# Exercise directions
The data below is to be copied exactly, line by line.

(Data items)
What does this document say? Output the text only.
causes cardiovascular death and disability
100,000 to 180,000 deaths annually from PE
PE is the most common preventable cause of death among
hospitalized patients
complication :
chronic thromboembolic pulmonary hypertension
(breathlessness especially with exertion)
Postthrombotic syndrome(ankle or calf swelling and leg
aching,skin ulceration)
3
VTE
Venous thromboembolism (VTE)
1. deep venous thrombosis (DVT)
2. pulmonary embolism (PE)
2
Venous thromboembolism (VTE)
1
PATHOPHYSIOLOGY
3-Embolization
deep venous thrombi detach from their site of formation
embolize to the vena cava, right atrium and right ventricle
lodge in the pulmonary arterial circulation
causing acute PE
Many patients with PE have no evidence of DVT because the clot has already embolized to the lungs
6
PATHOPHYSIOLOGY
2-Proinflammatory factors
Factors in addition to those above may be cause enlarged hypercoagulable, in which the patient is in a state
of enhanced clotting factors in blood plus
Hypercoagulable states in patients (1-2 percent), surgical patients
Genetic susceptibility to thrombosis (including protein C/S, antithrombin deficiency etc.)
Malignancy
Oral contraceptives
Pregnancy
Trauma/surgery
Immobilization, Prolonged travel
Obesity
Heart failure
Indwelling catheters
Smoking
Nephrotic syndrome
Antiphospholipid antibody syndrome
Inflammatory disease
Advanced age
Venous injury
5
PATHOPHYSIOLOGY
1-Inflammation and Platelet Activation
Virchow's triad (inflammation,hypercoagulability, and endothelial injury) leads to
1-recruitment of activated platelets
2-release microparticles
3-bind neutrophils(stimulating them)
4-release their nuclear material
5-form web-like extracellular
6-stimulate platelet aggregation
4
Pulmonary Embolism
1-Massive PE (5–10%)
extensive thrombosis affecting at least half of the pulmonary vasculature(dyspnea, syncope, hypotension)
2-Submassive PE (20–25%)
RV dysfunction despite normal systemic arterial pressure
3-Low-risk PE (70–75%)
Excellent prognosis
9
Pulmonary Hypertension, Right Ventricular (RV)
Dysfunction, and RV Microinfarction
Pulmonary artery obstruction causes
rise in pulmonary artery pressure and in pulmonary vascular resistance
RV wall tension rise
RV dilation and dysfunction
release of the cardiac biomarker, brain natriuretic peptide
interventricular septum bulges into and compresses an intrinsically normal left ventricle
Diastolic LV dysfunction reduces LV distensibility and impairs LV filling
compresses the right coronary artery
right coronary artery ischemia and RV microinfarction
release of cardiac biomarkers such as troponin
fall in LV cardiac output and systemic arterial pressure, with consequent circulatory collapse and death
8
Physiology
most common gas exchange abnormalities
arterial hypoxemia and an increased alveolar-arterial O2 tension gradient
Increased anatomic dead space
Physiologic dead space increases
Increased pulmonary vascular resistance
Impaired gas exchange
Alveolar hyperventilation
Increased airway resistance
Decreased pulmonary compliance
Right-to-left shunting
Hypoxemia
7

# Completed task
What does this document say? Output the text only.
causes cardiovascular death and disability
100,000 to 180,000 deaths annually from PE
PE is the most common preventable cause of death among
hospitalized patients
complication :
chronic thromboembolic pulmonary hypertension
(breathlessness especially with exertion)
Postthrombotic syndrome(ankle or calf swelling and leg
aching,skin ulceration)
3
VTE
Venous thromboembolism (VTE)
1. deep venous thrombosis (DVT)
2. pulmonary embolism (PE)
2
Venous thromboembolism (VTE)
1
PATHOPHYSIOLOGY
3-Embolization
deep venous thrombi detach from their site of formation
embolize to the vena cava, right atrium and right ventricle
lodge in the pulmonary arterial circulation
causing acute PE
Many patients with PE have no evidence of DVT because the clot has already embolized to the lungs
6
PATHOPHYSIOLOGY
2-Proinflammatory factors
Factors in addition to those above may be cause enlarged hypercoagulable, in which the patient is in a state
of enhanced clotting factors in blood plus
Hypercoagulable states in patients (1-2 percent), surgical patients
Genetic susceptibility to thrombosis (including protein C/S, antithrombin deficiency etc.)
Malignancy
Oral contraceptives
Pregnancy
Trauma/surgery
Immobilization, Prolonged travel
Obesity
Heart failure
Indwelling catheters
Smoking
Nephrotic syndrome
Antiphospholipid antibody syndrome
Inflammatory disease
Advanced age
Venous injury
5
PATHOPHYSIOLOGY
1-Inflammation and Platelet Activation
Virchow's triad (inflammation,hypercoagulability, and endothelial injury) leads to
1-recruitment of activated platelets
2-release microparticles
3-bind neutrophils(stimulating them)
4-release their nuclear material
5-form web-like extracellular
6-stimulate platelet aggregation
4
Pulmonary Embolism
1-Massive PE (5–10%)
extensive thrombosis affecting at least half of the pulmonary vasculature(dyspnea, syncope, hypotension)
2-Submassive PE (20–25%)
RV dysfunction despite normal systemic arterial pressure
3-Low-risk PE (70–75%)
Excellent prognosis
9
Pulmonary Hypertension, Right Ventricular (RV)
Dysfunction, and RV Microinfarction
Pulmonary artery obstruction causes
rise in pulmonary artery pressure and in pulmonary vascular resistance
RV wall tension rise
RV dilation and dysfunction
release of the cardiac biomarker, brain natriuretic peptide
interventricular septum bulges into and compresses an intrinsically normal left ventricle
Diastolic LV dysfunction reduces LV distensibility and impairs LV filling
compresses the right coronary artery
right coronary artery ischemia and RV microinfarction
release of cardiac biomarkers such as troponin
fall in LV cardiac output and systemic arterial pressure, with consequent circulatory collapse and death
8
Physiology
most common gas exchange abnormalities
arterial hypoxemia and an increased alveolar-arterial O2 tension gradient
Increased anatomic dead space
Physiologic dead space increases
Increased pulmonary vascular resistance
Impaired gas exchange
Alveolar hyperventilation
Increased airway resistance
Decreased pulmonary compliance
Right-to-left shunting
Hypoxemia
7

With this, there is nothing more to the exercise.